(Stored items from a collection)
+--

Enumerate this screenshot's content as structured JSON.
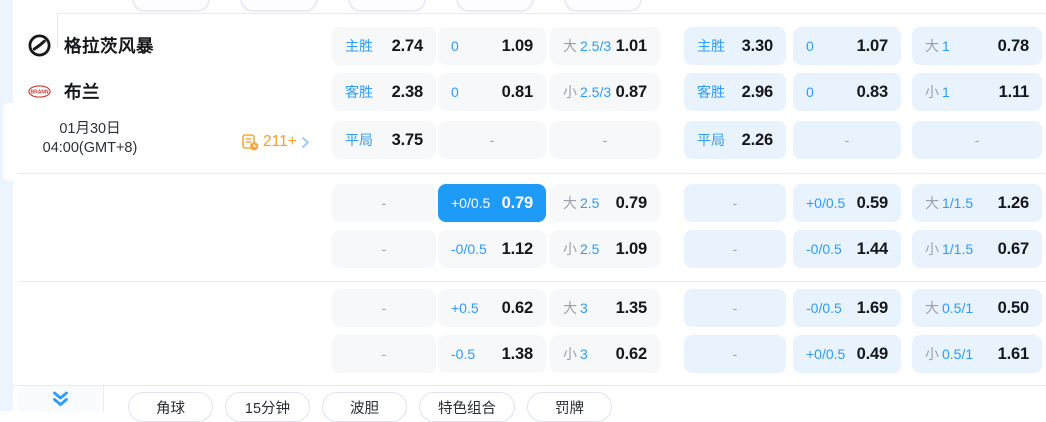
{
  "colors": {
    "selected_bg": "#1d9bf6",
    "label_blue": "#2e9cf5",
    "prefix_gray": "#9aa0ab",
    "orange": "#ff9c27",
    "cell_bg_left": "#f6f8fa",
    "cell_bg_right": "#e9f3fd"
  },
  "match": {
    "home_name": "格拉茨风暴",
    "away_name": "布兰",
    "date": "01月30日",
    "time": "04:00(GMT+8)",
    "markets_count": "211+"
  },
  "dash_char": "-",
  "odds": {
    "rows": [
      {
        "cells": [
          {
            "label": "主胜",
            "value": "2.74"
          },
          {
            "label": "0",
            "value": "1.09"
          },
          {
            "prefix": "大",
            "label": "2.5/3",
            "value": "1.01"
          },
          {
            "label": "主胜",
            "value": "3.30"
          },
          {
            "label": "0",
            "value": "1.07"
          },
          {
            "prefix": "大",
            "label": "1",
            "value": "0.78"
          }
        ]
      },
      {
        "cells": [
          {
            "label": "客胜",
            "value": "2.38"
          },
          {
            "label": "0",
            "value": "0.81"
          },
          {
            "prefix": "小",
            "label": "2.5/3",
            "value": "0.87"
          },
          {
            "label": "客胜",
            "value": "2.96"
          },
          {
            "label": "0",
            "value": "0.83"
          },
          {
            "prefix": "小",
            "label": "1",
            "value": "1.11"
          }
        ]
      },
      {
        "cells": [
          {
            "label": "平局",
            "value": "3.75"
          },
          {
            "dash": true
          },
          {
            "dash": true
          },
          {
            "label": "平局",
            "value": "2.26"
          },
          {
            "dash": true
          },
          {
            "dash": true
          }
        ]
      },
      {
        "cells": [
          {
            "dash": true
          },
          {
            "label": "+0/0.5",
            "value": "0.79",
            "selected": true
          },
          {
            "prefix": "大",
            "label": "2.5",
            "value": "0.79"
          },
          {
            "dash": true
          },
          {
            "label": "+0/0.5",
            "value": "0.59"
          },
          {
            "prefix": "大",
            "label": "1/1.5",
            "value": "1.26"
          }
        ]
      },
      {
        "cells": [
          {
            "dash": true
          },
          {
            "label": "-0/0.5",
            "value": "1.12"
          },
          {
            "prefix": "小",
            "label": "2.5",
            "value": "1.09"
          },
          {
            "dash": true
          },
          {
            "label": "-0/0.5",
            "value": "1.44"
          },
          {
            "prefix": "小",
            "label": "1/1.5",
            "value": "0.67"
          }
        ]
      },
      {
        "cells": [
          {
            "dash": true
          },
          {
            "label": "+0.5",
            "value": "0.62"
          },
          {
            "prefix": "大",
            "label": "3",
            "value": "1.35"
          },
          {
            "dash": true
          },
          {
            "label": "-0/0.5",
            "value": "1.69"
          },
          {
            "prefix": "大",
            "label": "0.5/1",
            "value": "0.50"
          }
        ]
      },
      {
        "cells": [
          {
            "dash": true
          },
          {
            "label": "-0.5",
            "value": "1.38"
          },
          {
            "prefix": "小",
            "label": "3",
            "value": "0.62"
          },
          {
            "dash": true
          },
          {
            "label": "+0/0.5",
            "value": "0.49"
          },
          {
            "prefix": "小",
            "label": "0.5/1",
            "value": "1.61"
          }
        ]
      }
    ]
  },
  "bottom_tabs": [
    "角球",
    "15分钟",
    "波胆",
    "特色组合",
    "罚牌"
  ]
}
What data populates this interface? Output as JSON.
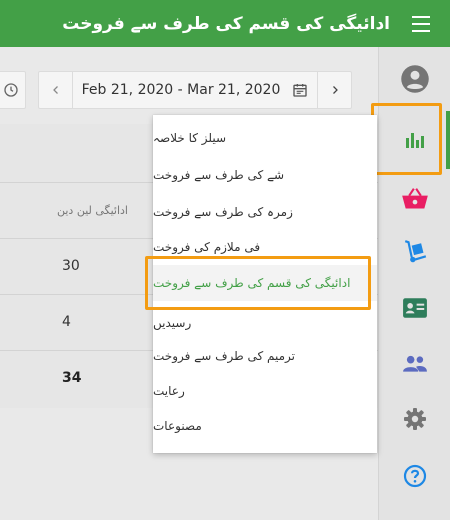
{
  "header": {
    "title": "ادائیگی کی قسم کی طرف سے فروخت"
  },
  "datebar": {
    "range": "Feb 21, 2020 - Mar 21, 2020"
  },
  "report": {
    "column_header": "ادائیگی لین دین",
    "rows": [
      "30",
      "4"
    ],
    "total": "34"
  },
  "reports_menu": {
    "items": [
      "سیلز کا خلاصہ",
      "شے کی طرف سے فروخت",
      "زمرہ کی طرف سے فروخت",
      "فی ملازم کی فروخت",
      "ادائیگی کی قسم کی طرف سے فروخت",
      "رسیدیں",
      "ترمیم کی طرف سے فروخت",
      "رعایت",
      "مصنوعات"
    ],
    "active_index": 4
  },
  "colors": {
    "brand_green": "#43a047",
    "highlight_orange": "#f39c12",
    "basket_pink": "#e91e63",
    "icon_blue": "#1e88e5",
    "people_purple": "#5c6bc0",
    "gear_gray": "#757575"
  },
  "icons": {
    "menu": "hamburger-icon",
    "account": "account-circle-icon",
    "reports": "bar-chart-icon",
    "sales": "basket-icon",
    "inventory": "hand-truck-icon",
    "employees": "badge-icon",
    "customers": "people-icon",
    "settings": "gear-icon",
    "help": "help-icon",
    "calendar": "calendar-icon",
    "clock": "clock-icon"
  }
}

+--

What you have to do.
Reproduce each line word for word and drop the pictures.

Worked solution.
Enumerate this screenshot's content as structured JSON.
{
  "colors": {
    "selected_bg": "#1d9bf6",
    "label_blue": "#2e9cf5",
    "prefix_gray": "#9aa0ab",
    "orange": "#ff9c27",
    "cell_bg_left": "#f6f8fa",
    "cell_bg_right": "#e9f3fd"
  },
  "match": {
    "home_name": "格拉茨风暴",
    "away_name": "布兰",
    "date": "01月30日",
    "time": "04:00(GMT+8)",
    "markets_count": "211+"
  },
  "dash_char": "-",
  "odds": {
    "rows": [
      {
        "cells": [
          {
            "label": "主胜",
            "value": "2.74"
          },
          {
            "label": "0",
            "value": "1.09"
          },
          {
            "prefix": "大",
            "label": "2.5/3",
            "value": "1.01"
          },
          {
            "label": "主胜",
            "value": "3.30"
          },
          {
            "label": "0",
            "value": "1.07"
          },
          {
            "prefix": "大",
            "label": "1",
            "value": "0.78"
          }
        ]
      },
      {
        "cells": [
          {
            "label": "客胜",
            "value": "2.38"
          },
          {
            "label": "0",
            "value": "0.81"
          },
          {
            "prefix": "小",
            "label": "2.5/3",
            "value": "0.87"
          },
          {
            "label": "客胜",
            "value": "2.96"
          },
          {
            "label": "0",
            "value": "0.83"
          },
          {
            "prefix": "小",
            "label": "1",
            "value": "1.11"
          }
        ]
      },
      {
        "cells": [
          {
            "label": "平局",
            "value": "3.75"
          },
          {
            "dash": true
          },
          {
            "dash": true
          },
          {
            "label": "平局",
            "value": "2.26"
          },
          {
            "dash": true
          },
          {
            "dash": true
          }
        ]
      },
      {
        "cells": [
          {
            "dash": true
          },
          {
            "label": "+0/0.5",
            "value": "0.79",
            "selected": true
          },
          {
            "prefix": "大",
            "label": "2.5",
            "value": "0.79"
          },
          {
            "dash": true
          },
          {
            "label": "+0/0.5",
            "value": "0.59"
          },
          {
            "prefix": "大",
            "label": "1/1.5",
            "value": "1.26"
          }
        ]
      },
      {
        "cells": [
          {
            "dash": true
          },
          {
            "label": "-0/0.5",
            "value": "1.12"
          },
          {
            "prefix": "小",
            "label": "2.5",
            "value": "1.09"
          },
          {
            "dash": true
          },
          {
            "label": "-0/0.5",
            "value": "1.44"
          },
          {
            "prefix": "小",
            "label": "1/1.5",
            "value": "0.67"
          }
        ]
      },
      {
        "cells": [
          {
            "dash": true
          },
          {
            "label": "+0.5",
            "value": "0.62"
          },
          {
            "prefix": "大",
            "label": "3",
            "value": "1.35"
          },
          {
            "dash": true
          },
          {
            "label": "-0/0.5",
            "value": "1.69"
          },
          {
            "prefix": "大",
            "label": "0.5/1",
            "value": "0.50"
          }
        ]
      },
      {
        "cells": [
          {
            "dash": true
          },
          {
            "label": "-0.5",
            "value": "1.38"
          },
          {
            "prefix": "小",
            "label": "3",
            "value": "0.62"
          },
          {
            "dash": true
          },
          {
            "label": "+0/0.5",
            "value": "0.49"
          },
          {
            "prefix": "小",
            "label": "0.5/1",
            "value": "1.61"
          }
        ]
      }
    ]
  },
  "bottom_tabs": [
    "角球",
    "15分钟",
    "波胆",
    "特色组合",
    "罚牌"
  ]
}
What data populates this interface? Output as JSON.
{
  "header": {
    "title": "ادائیگی کی قسم کی طرف سے فروخت"
  },
  "datebar": {
    "range": "Feb 21, 2020 - Mar 21, 2020"
  },
  "report": {
    "column_header": "ادائیگی لین دین",
    "rows": [
      "30",
      "4"
    ],
    "total": "34"
  },
  "reports_menu": {
    "items": [
      "سیلز کا خلاصہ",
      "شے کی طرف سے فروخت",
      "زمرہ کی طرف سے فروخت",
      "فی ملازم کی فروخت",
      "ادائیگی کی قسم کی طرف سے فروخت",
      "رسیدیں",
      "ترمیم کی طرف سے فروخت",
      "رعایت",
      "مصنوعات"
    ],
    "active_index": 4
  },
  "colors": {
    "brand_green": "#43a047",
    "highlight_orange": "#f39c12",
    "basket_pink": "#e91e63",
    "icon_blue": "#1e88e5",
    "people_purple": "#5c6bc0",
    "gear_gray": "#757575"
  },
  "icons": {
    "menu": "hamburger-icon",
    "account": "account-circle-icon",
    "reports": "bar-chart-icon",
    "sales": "basket-icon",
    "inventory": "hand-truck-icon",
    "employees": "badge-icon",
    "customers": "people-icon",
    "settings": "gear-icon",
    "help": "help-icon",
    "calendar": "calendar-icon",
    "clock": "clock-icon"
  }
}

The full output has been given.